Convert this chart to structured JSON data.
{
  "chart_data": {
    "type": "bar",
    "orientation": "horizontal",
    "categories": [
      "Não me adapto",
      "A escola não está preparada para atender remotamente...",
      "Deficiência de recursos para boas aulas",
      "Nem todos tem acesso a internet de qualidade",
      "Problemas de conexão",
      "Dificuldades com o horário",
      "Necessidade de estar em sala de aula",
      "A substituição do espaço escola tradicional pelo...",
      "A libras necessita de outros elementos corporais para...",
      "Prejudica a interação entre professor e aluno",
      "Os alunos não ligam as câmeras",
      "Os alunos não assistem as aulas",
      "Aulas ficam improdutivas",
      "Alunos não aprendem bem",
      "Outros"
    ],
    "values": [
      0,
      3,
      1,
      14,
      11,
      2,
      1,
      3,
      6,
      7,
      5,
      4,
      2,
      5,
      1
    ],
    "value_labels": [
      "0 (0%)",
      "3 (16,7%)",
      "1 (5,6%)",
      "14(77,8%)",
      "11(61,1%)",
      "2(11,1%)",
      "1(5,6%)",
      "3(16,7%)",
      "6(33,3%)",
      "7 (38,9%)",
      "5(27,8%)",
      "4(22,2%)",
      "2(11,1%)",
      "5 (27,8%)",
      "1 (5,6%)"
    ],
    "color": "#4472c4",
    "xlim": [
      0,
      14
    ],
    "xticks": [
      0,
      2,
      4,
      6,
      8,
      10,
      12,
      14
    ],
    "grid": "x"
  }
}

*Task to complete*
Write the data from above out again, exactly.

*Result below*
Convert this chart to structured JSON data.
{
  "chart_data": {
    "type": "bar",
    "orientation": "horizontal",
    "categories": [
      "Não me adapto",
      "A escola não está preparada para atender remotamente...",
      "Deficiência de recursos para boas aulas",
      "Nem todos tem acesso a internet de qualidade",
      "Problemas de conexão",
      "Dificuldades com o horário",
      "Necessidade de estar em sala de aula",
      "A substituição do espaço escola tradicional pelo...",
      "A libras necessita de outros elementos corporais para...",
      "Prejudica a interação entre professor e aluno",
      "Os alunos não ligam as câmeras",
      "Os alunos não assistem as aulas",
      "Aulas ficam improdutivas",
      "Alunos não aprendem bem",
      "Outros"
    ],
    "values": [
      0,
      3,
      1,
      14,
      11,
      2,
      1,
      3,
      6,
      7,
      5,
      4,
      2,
      5,
      1
    ],
    "value_labels": [
      "0 (0%)",
      "3 (16,7%)",
      "1 (5,6%)",
      "14(77,8%)",
      "11(61,1%)",
      "2(11,1%)",
      "1(5,6%)",
      "3(16,7%)",
      "6(33,3%)",
      "7 (38,9%)",
      "5(27,8%)",
      "4(22,2%)",
      "2(11,1%)",
      "5 (27,8%)",
      "1 (5,6%)"
    ],
    "color": "#4472c4",
    "xlim": [
      0,
      14
    ],
    "xticks": [
      0,
      2,
      4,
      6,
      8,
      10,
      12,
      14
    ],
    "grid": "x"
  }
}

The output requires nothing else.